-- begin Data for this task --
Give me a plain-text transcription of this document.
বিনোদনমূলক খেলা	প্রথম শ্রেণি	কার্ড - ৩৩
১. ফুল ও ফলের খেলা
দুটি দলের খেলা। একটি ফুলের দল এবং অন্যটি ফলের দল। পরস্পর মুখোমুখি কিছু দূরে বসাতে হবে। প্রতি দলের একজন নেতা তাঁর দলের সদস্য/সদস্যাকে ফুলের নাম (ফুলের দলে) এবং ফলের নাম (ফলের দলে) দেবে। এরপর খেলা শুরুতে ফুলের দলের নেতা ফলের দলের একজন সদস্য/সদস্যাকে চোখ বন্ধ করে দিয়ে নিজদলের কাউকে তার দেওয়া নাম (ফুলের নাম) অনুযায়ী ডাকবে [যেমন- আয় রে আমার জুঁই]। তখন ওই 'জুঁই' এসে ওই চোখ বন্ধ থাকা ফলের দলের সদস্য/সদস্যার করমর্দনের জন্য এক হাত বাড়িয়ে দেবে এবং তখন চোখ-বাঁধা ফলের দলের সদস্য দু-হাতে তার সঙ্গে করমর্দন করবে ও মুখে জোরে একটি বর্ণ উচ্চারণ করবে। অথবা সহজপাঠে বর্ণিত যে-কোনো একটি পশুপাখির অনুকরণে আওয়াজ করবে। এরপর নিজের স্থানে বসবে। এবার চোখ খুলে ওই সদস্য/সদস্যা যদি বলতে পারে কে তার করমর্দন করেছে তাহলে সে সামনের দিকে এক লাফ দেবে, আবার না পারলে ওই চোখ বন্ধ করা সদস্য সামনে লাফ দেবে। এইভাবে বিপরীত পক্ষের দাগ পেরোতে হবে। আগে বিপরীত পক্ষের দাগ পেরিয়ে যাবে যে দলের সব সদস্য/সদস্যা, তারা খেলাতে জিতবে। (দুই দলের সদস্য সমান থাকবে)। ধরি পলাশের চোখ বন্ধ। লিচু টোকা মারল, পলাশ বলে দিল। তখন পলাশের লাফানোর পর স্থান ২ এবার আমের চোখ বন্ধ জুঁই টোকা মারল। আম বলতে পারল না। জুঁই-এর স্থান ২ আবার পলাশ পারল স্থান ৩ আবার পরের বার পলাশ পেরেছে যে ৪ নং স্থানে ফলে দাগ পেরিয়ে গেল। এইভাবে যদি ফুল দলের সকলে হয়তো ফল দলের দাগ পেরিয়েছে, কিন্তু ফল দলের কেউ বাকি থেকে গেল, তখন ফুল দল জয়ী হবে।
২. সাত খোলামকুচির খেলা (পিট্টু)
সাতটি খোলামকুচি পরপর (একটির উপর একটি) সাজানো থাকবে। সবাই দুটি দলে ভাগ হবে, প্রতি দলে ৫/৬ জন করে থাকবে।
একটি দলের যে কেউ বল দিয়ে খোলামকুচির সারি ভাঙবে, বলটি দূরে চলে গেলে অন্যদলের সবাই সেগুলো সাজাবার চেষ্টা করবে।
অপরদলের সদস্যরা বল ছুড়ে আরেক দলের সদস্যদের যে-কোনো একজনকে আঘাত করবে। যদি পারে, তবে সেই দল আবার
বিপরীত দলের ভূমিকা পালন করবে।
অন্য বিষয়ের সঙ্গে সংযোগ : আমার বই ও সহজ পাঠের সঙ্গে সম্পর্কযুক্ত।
-- end Data for this task --
— Task goal —
Extract all of the material exactly as it is written.

— Answer to the exercise —
Give me a plain-text transcription of this document.
বিনোদনমূলক খেলা	প্রথম শ্রেণি	কার্ড - ৩৩
১. ফুল ও ফলের খেলা
দুটি দলের খেলা। একটি ফুলের দল এবং অন্যটি ফলের দল। পরস্পর মুখোমুখি কিছু দূরে বসাতে হবে। প্রতি দলের একজন নেতা তাঁর দলের সদস্য/সদস্যাকে ফুলের নাম (ফুলের দলে) এবং ফলের নাম (ফলের দলে) দেবে। এরপর খেলা শুরুতে ফুলের দলের নেতা ফলের দলের একজন সদস্য/সদস্যাকে চোখ বন্ধ করে দিয়ে নিজদলের কাউকে তার দেওয়া নাম (ফুলের নাম) অনুযায়ী ডাকবে [যেমন- আয় রে আমার জুঁই]। তখন ওই 'জুঁই' এসে ওই চোখ বন্ধ থাকা ফলের দলের সদস্য/সদস্যার করমর্দনের জন্য এক হাত বাড়িয়ে দেবে এবং তখন চোখ-বাঁধা ফলের দলের সদস্য দু-হাতে তার সঙ্গে করমর্দন করবে ও মুখে জোরে একটি বর্ণ উচ্চারণ করবে। অথবা সহজপাঠে বর্ণিত যে-কোনো একটি পশুপাখির অনুকরণে আওয়াজ করবে। এরপর নিজের স্থানে বসবে। এবার চোখ খুলে ওই সদস্য/সদস্যা যদি বলতে পারে কে তার করমর্দন করেছে তাহলে সে সামনের দিকে এক লাফ দেবে, আবার না পারলে ওই চোখ বন্ধ করা সদস্য সামনে লাফ দেবে। এইভাবে বিপরীত পক্ষের দাগ পেরোতে হবে। আগে বিপরীত পক্ষের দাগ পেরিয়ে যাবে যে দলের সব সদস্য/সদস্যা, তারা খেলাতে জিতবে। (দুই দলের সদস্য সমান থাকবে)। ধরি পলাশের চোখ বন্ধ। লিচু টোকা মারল, পলাশ বলে দিল। তখন পলাশের লাফানোর পর স্থান ২ এবার আমের চোখ বন্ধ জুঁই টোকা মারল। আম বলতে পারল না। জুঁই-এর স্থান ২ আবার পলাশ পারল স্থান ৩ আবার পরের বার পলাশ পেরেছে যে ৪ নং স্থানে ফলে দাগ পেরিয়ে গেল। এইভাবে যদি ফুল দলের সকলে হয়তো ফল দলের দাগ পেরিয়েছে, কিন্তু ফল দলের কেউ বাকি থেকে গেল, তখন ফুল দল জয়ী হবে।
২. সাত খোলামকুচির খেলা (পিট্টু)
সাতটি খোলামকুচি পরপর (একটির উপর একটি) সাজানো থাকবে। সবাই দুটি দলে ভাগ হবে, প্রতি দলে ৫/৬ জন করে থাকবে।
একটি দলের যে কেউ বল দিয়ে খোলামকুচির সারি ভাঙবে, বলটি দূরে চলে গেলে অন্যদলের সবাই সেগুলো সাজাবার চেষ্টা করবে।
অপরদলের সদস্যরা বল ছুড়ে আরেক দলের সদস্যদের যে-কোনো একজনকে আঘাত করবে। যদি পারে, তবে সেই দল আবার
বিপরীত দলের ভূমিকা পালন করবে।
অন্য বিষয়ের সঙ্গে সংযোগ : আমার বই ও সহজ পাঠের সঙ্গে সম্পর্কযুক্ত।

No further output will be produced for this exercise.